WHAT THE TASK ASKS -
Make an exact transcription of the material, leaving out all images.

THE RECORDS -

------------------------------

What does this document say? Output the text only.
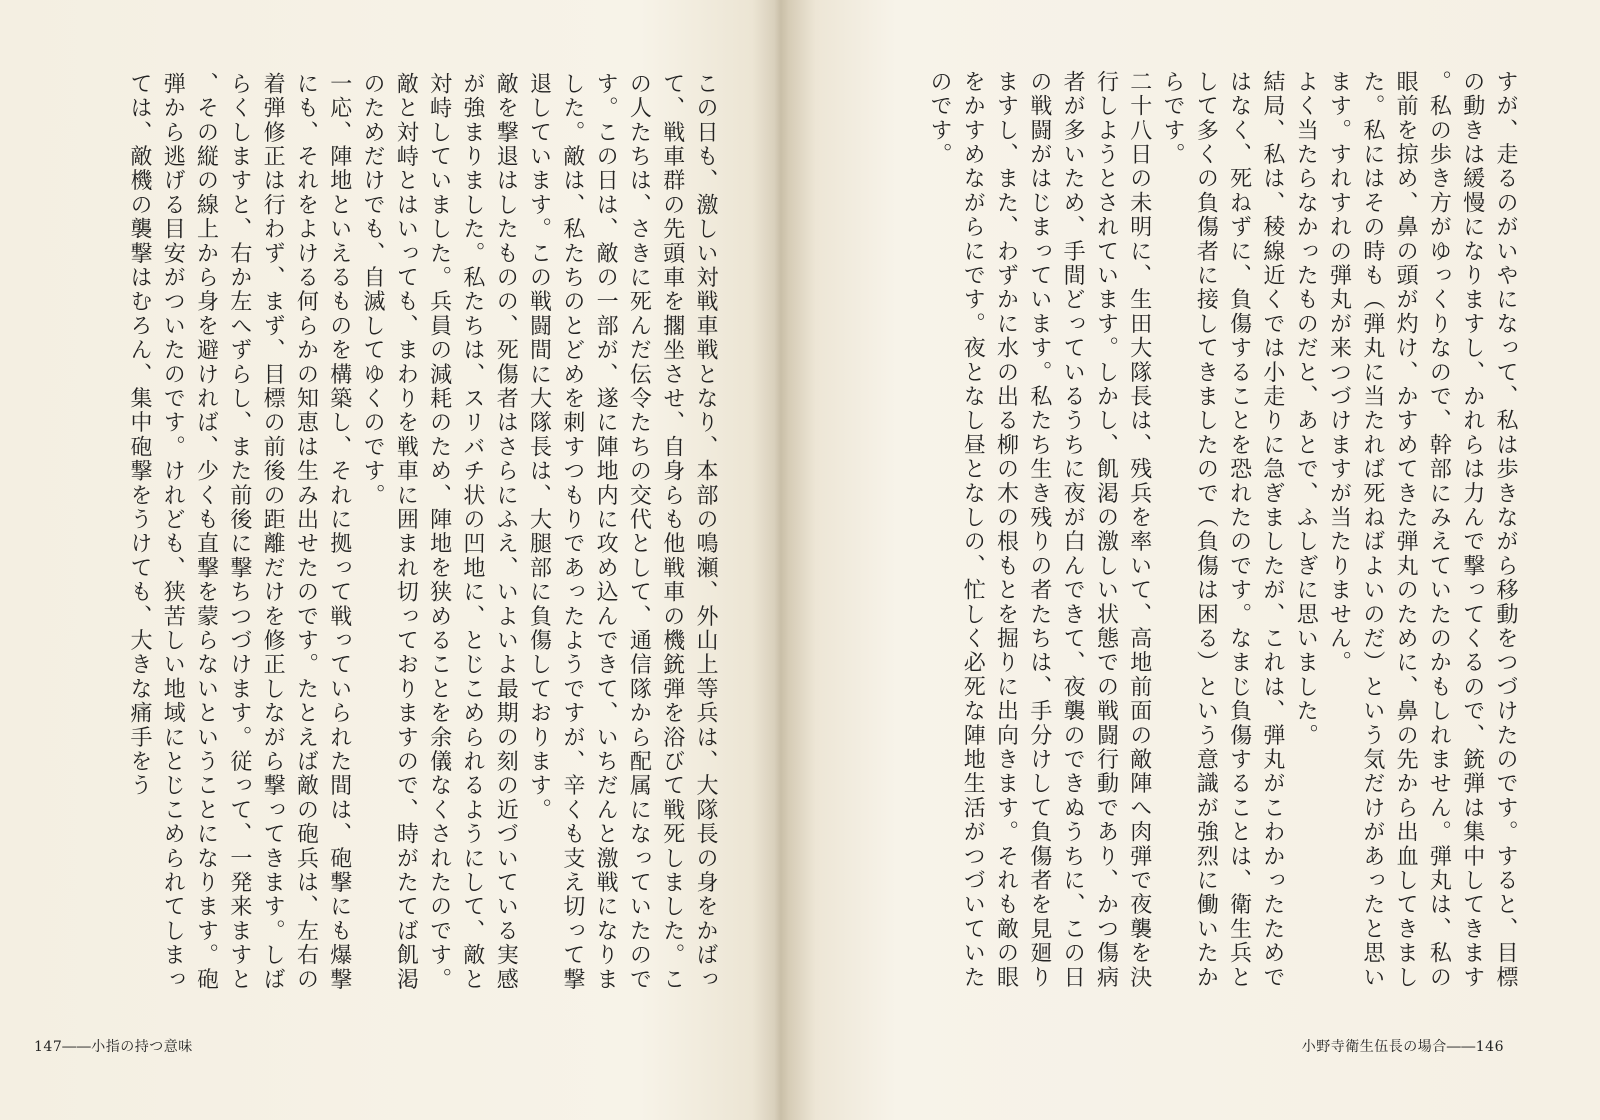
この日も、激しい対戦車戦となり、本部の鳴瀬、外山上等兵は、大隊長の身をかばって、戦車群の先頭車を擱坐させ、自身らも他戦車の機銃弾を浴びて戦死しました。この人たちは、さきに死んだ伝令たちの交代として、通信隊から配属になっていたのです。この日は、敵の一部が、遂に陣地内に攻め込んできて、いちだんと激戦になりました。敵は、私たちのとどめを刺すつもりであったようですが、辛くも支え切って撃退しています。この戦闘間に大隊長は、大腿部に負傷しております。
敵を撃退はしたものの、死傷者はさらにふえ、いよいよ最期の刻の近づいている実感が強まりました。私たちは、スリバチ状の凹地に、とじこめられるようにして、敵と対峙していました。兵員の減耗のため、陣地を狭めることを余儀なくされたのです。敵と対峙とはいっても、まわりを戦車に囲まれ切っておりますので、時がたてば飢渇のためだけでも、自滅してゆくのです。
一応、陣地といえるものを構築し、それに拠って戦っていられた間は、砲撃にも爆撃にも、それをよける何らかの知恵は生み出せたのです。たとえば敵の砲兵は、左右の着弾修正は行わず、まず、目標の前後の距離だけを修正しながら撃ってきます。しばらくしますと、右か左へずらし、また前後に撃ちつづけます。従って、一発来ますと、その縦の線上から身を避ければ、少くも直撃を蒙らないということになります。砲弾から逃げる目安がついたのです。けれども、狭苦しい地域にとじこめられてしまっては、敵機の襲撃はむろん、集中砲撃をうけても、大きな痛手をう
147――小指の持つ意味
すが、走るのがいやになって、私は歩きながら移動をつづけたのです。すると、目標の動きは緩慢になりますし、かれらは力んで撃ってくるので、銃弾は集中してきます。私の歩き方がゆっくりなので、幹部にみえていたのかもしれません。弾丸は、私の眼前を掠め、鼻の頭が灼け、かすめてきた弾丸のために、鼻の先から出血してきました。私にはその時も（弾丸に当たれば死ねばよいのだ）という気だけがあったと思います。すれすれの弾丸が来つづけますが当たりません。
よく当たらなかったものだと、あとで、ふしぎに思いました。
結局、私は、稜線近くでは小走りに急ぎましたが、これは、弾丸がこわかったためではなく、死ねずに、負傷することを恐れたのです。なまじ負傷することは、衛生兵として多くの負傷者に接してきましたので（負傷は困る）という意識が強烈に働いたからです。
二十八日の未明に、生田大隊長は、残兵を率いて、高地前面の敵陣へ肉弾で夜襲を決行しようとされています。しかし、飢渇の激しい状態での戦闘行動であり、かつ傷病者が多いため、手間どっているうちに夜が白んできて、夜襲のできぬうちに、この日の戦闘がはじまっています。私たち生き残りの者たちは、手分けして負傷者を見廻りますし、また、わずかに水の出る柳の木の根もとを掘りに出向きます。それも敵の眼をかすめながらにです。夜となし昼となしの、忙しく必死な陣地生活がつづいていたのです。
小野寺衛生伍長の場合――146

------------------------------

RESULT -
What does this document say? Output the text only.
この日も、激しい対戦車戦となり、本部の鳴瀬、外山上等兵は、大隊長の身をかばって、戦車群の先頭車を擱坐させ、自身らも他戦車の機銃弾を浴びて戦死しました。この人たちは、さきに死んだ伝令たちの交代として、通信隊から配属になっていたのです。この日は、敵の一部が、遂に陣地内に攻め込んできて、いちだんと激戦になりました。敵は、私たちのとどめを刺すつもりであったようですが、辛くも支え切って撃退しています。この戦闘間に大隊長は、大腿部に負傷しております。
敵を撃退はしたものの、死傷者はさらにふえ、いよいよ最期の刻の近づいている実感が強まりました。私たちは、スリバチ状の凹地に、とじこめられるようにして、敵と対峙していました。兵員の減耗のため、陣地を狭めることを余儀なくされたのです。敵と対峙とはいっても、まわりを戦車に囲まれ切っておりますので、時がたてば飢渇のためだけでも、自滅してゆくのです。
一応、陣地といえるものを構築し、それに拠って戦っていられた間は、砲撃にも爆撃にも、それをよける何らかの知恵は生み出せたのです。たとえば敵の砲兵は、左右の着弾修正は行わず、まず、目標の前後の距離だけを修正しながら撃ってきます。しばらくしますと、右か左へずらし、また前後に撃ちつづけます。従って、一発来ますと、その縦の線上から身を避ければ、少くも直撃を蒙らないということになります。砲弾から逃げる目安がついたのです。けれども、狭苦しい地域にとじこめられてしまっては、敵機の襲撃はむろん、集中砲撃をうけても、大きな痛手をう
147――小指の持つ意味
すが、走るのがいやになって、私は歩きながら移動をつづけたのです。すると、目標の動きは緩慢になりますし、かれらは力んで撃ってくるので、銃弾は集中してきます。私の歩き方がゆっくりなので、幹部にみえていたのかもしれません。弾丸は、私の眼前を掠め、鼻の頭が灼け、かすめてきた弾丸のために、鼻の先から出血してきました。私にはその時も（弾丸に当たれば死ねばよいのだ）という気だけがあったと思います。すれすれの弾丸が来つづけますが当たりません。
よく当たらなかったものだと、あとで、ふしぎに思いました。
結局、私は、稜線近くでは小走りに急ぎましたが、これは、弾丸がこわかったためではなく、死ねずに、負傷することを恐れたのです。なまじ負傷することは、衛生兵として多くの負傷者に接してきましたので（負傷は困る）という意識が強烈に働いたからです。
二十八日の未明に、生田大隊長は、残兵を率いて、高地前面の敵陣へ肉弾で夜襲を決行しようとされています。しかし、飢渇の激しい状態での戦闘行動であり、かつ傷病者が多いため、手間どっているうちに夜が白んできて、夜襲のできぬうちに、この日の戦闘がはじまっています。私たち生き残りの者たちは、手分けして負傷者を見廻りますし、また、わずかに水の出る柳の木の根もとを掘りに出向きます。それも敵の眼をかすめながらにです。夜となし昼となしの、忙しく必死な陣地生活がつづいていたのです。
小野寺衛生伍長の場合――146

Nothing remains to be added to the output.